◆ **Material provided**
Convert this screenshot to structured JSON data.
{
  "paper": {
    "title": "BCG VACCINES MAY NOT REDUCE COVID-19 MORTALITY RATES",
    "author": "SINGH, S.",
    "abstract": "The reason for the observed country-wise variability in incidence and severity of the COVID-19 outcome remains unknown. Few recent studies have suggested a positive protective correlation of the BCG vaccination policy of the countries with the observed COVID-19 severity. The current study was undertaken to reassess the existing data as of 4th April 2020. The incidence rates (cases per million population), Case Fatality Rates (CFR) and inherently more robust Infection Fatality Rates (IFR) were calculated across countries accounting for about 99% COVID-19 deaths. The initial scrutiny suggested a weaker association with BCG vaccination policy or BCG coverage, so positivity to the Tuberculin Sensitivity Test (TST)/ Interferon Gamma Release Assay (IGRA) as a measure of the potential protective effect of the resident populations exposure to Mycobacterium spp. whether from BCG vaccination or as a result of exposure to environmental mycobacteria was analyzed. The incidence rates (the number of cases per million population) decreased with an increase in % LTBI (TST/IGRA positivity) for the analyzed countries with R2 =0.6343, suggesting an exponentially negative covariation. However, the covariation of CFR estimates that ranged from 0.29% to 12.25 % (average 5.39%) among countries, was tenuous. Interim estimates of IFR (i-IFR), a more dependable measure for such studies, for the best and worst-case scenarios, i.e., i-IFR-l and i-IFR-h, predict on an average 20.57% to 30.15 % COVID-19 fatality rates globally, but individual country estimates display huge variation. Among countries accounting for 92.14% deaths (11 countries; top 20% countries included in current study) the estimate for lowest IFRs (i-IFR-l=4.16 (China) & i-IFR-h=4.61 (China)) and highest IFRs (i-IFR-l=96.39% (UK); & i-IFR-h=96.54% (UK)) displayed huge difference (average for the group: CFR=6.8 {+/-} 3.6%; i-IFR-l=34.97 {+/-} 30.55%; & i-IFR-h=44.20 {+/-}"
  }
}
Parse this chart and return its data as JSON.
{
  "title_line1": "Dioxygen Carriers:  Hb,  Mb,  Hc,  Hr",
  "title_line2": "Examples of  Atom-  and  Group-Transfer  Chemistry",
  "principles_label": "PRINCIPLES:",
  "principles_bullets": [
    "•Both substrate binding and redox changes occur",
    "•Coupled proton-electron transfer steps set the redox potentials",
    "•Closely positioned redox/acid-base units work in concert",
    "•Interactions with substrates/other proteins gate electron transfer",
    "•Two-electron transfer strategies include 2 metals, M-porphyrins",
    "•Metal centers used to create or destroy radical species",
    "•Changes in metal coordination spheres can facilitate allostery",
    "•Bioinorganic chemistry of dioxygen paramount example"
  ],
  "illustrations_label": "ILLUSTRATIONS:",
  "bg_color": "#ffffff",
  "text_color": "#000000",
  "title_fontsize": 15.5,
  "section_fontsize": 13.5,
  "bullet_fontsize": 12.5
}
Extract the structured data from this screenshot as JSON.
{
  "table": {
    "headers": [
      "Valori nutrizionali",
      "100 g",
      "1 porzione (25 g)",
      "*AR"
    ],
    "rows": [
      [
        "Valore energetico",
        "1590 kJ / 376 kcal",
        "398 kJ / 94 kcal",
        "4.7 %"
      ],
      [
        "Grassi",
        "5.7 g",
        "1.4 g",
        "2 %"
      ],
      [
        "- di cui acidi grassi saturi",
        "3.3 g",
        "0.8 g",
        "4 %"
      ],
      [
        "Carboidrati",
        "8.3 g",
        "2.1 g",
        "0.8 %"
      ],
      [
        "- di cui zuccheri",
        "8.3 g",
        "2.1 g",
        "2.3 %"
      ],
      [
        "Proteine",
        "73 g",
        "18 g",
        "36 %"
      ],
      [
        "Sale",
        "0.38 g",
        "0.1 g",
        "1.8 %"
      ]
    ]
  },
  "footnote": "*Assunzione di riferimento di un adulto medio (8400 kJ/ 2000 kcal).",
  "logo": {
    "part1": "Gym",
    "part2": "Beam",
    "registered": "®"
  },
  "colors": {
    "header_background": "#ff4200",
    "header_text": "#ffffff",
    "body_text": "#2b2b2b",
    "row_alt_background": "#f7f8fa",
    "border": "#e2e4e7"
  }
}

◆ **Requirement**
All lines above should be output verbatim.

◆ **Result of this task**
Convert this screenshot to structured JSON data.
{
  "paper": {
    "title": "BCG VACCINES MAY NOT REDUCE COVID-19 MORTALITY RATES",
    "author": "SINGH, S.",
    "abstract": "The reason for the observed country-wise variability in incidence and severity of the COVID-19 outcome remains unknown. Few recent studies have suggested a positive protective correlation of the BCG vaccination policy of the countries with the observed COVID-19 severity. The current study was undertaken to reassess the existing data as of 4th April 2020. The incidence rates (cases per million population), Case Fatality Rates (CFR) and inherently more robust Infection Fatality Rates (IFR) were calculated across countries accounting for about 99% COVID-19 deaths. The initial scrutiny suggested a weaker association with BCG vaccination policy or BCG coverage, so positivity to the Tuberculin Sensitivity Test (TST)/ Interferon Gamma Release Assay (IGRA) as a measure of the potential protective effect of the resident populations exposure to Mycobacterium spp. whether from BCG vaccination or as a result of exposure to environmental mycobacteria was analyzed. The incidence rates (the number of cases per million population) decreased with an increase in % LTBI (TST/IGRA positivity) for the analyzed countries with R2 =0.6343, suggesting an exponentially negative covariation. However, the covariation of CFR estimates that ranged from 0.29% to 12.25 % (average 5.39%) among countries, was tenuous. Interim estimates of IFR (i-IFR), a more dependable measure for such studies, for the best and worst-case scenarios, i.e., i-IFR-l and i-IFR-h, predict on an average 20.57% to 30.15 % COVID-19 fatality rates globally, but individual country estimates display huge variation. Among countries accounting for 92.14% deaths (11 countries; top 20% countries included in current study) the estimate for lowest IFRs (i-IFR-l=4.16 (China) & i-IFR-h=4.61 (China)) and highest IFRs (i-IFR-l=96.39% (UK); & i-IFR-h=96.54% (UK)) displayed huge difference (average for the group: CFR=6.8 {+/-} 3.6%; i-IFR-l=34.97 {+/-} 30.55%; & i-IFR-h=44.20 {+/-}"
  }
}
Parse this chart and return its data as JSON.
{
  "title_line1": "Dioxygen Carriers:  Hb,  Mb,  Hc,  Hr",
  "title_line2": "Examples of  Atom-  and  Group-Transfer  Chemistry",
  "principles_label": "PRINCIPLES:",
  "principles_bullets": [
    "•Both substrate binding and redox changes occur",
    "•Coupled proton-electron transfer steps set the redox potentials",
    "•Closely positioned redox/acid-base units work in concert",
    "•Interactions with substrates/other proteins gate electron transfer",
    "•Two-electron transfer strategies include 2 metals, M-porphyrins",
    "•Metal centers used to create or destroy radical species",
    "•Changes in metal coordination spheres can facilitate allostery",
    "•Bioinorganic chemistry of dioxygen paramount example"
  ],
  "illustrations_label": "ILLUSTRATIONS:",
  "bg_color": "#ffffff",
  "text_color": "#000000",
  "title_fontsize": 15.5,
  "section_fontsize": 13.5,
  "bullet_fontsize": 12.5
}
Extract the structured data from this screenshot as JSON.
{
  "table": {
    "headers": [
      "Valori nutrizionali",
      "100 g",
      "1 porzione (25 g)",
      "*AR"
    ],
    "rows": [
      [
        "Valore energetico",
        "1590 kJ / 376 kcal",
        "398 kJ / 94 kcal",
        "4.7 %"
      ],
      [
        "Grassi",
        "5.7 g",
        "1.4 g",
        "2 %"
      ],
      [
        "- di cui acidi grassi saturi",
        "3.3 g",
        "0.8 g",
        "4 %"
      ],
      [
        "Carboidrati",
        "8.3 g",
        "2.1 g",
        "0.8 %"
      ],
      [
        "- di cui zuccheri",
        "8.3 g",
        "2.1 g",
        "2.3 %"
      ],
      [
        "Proteine",
        "73 g",
        "18 g",
        "36 %"
      ],
      [
        "Sale",
        "0.38 g",
        "0.1 g",
        "1.8 %"
      ]
    ]
  },
  "footnote": "*Assunzione di riferimento di un adulto medio (8400 kJ/ 2000 kcal).",
  "logo": {
    "part1": "Gym",
    "part2": "Beam",
    "registered": "®"
  },
  "colors": {
    "header_background": "#ff4200",
    "header_text": "#ffffff",
    "body_text": "#2b2b2b",
    "row_alt_background": "#f7f8fa",
    "border": "#e2e4e7"
  }
}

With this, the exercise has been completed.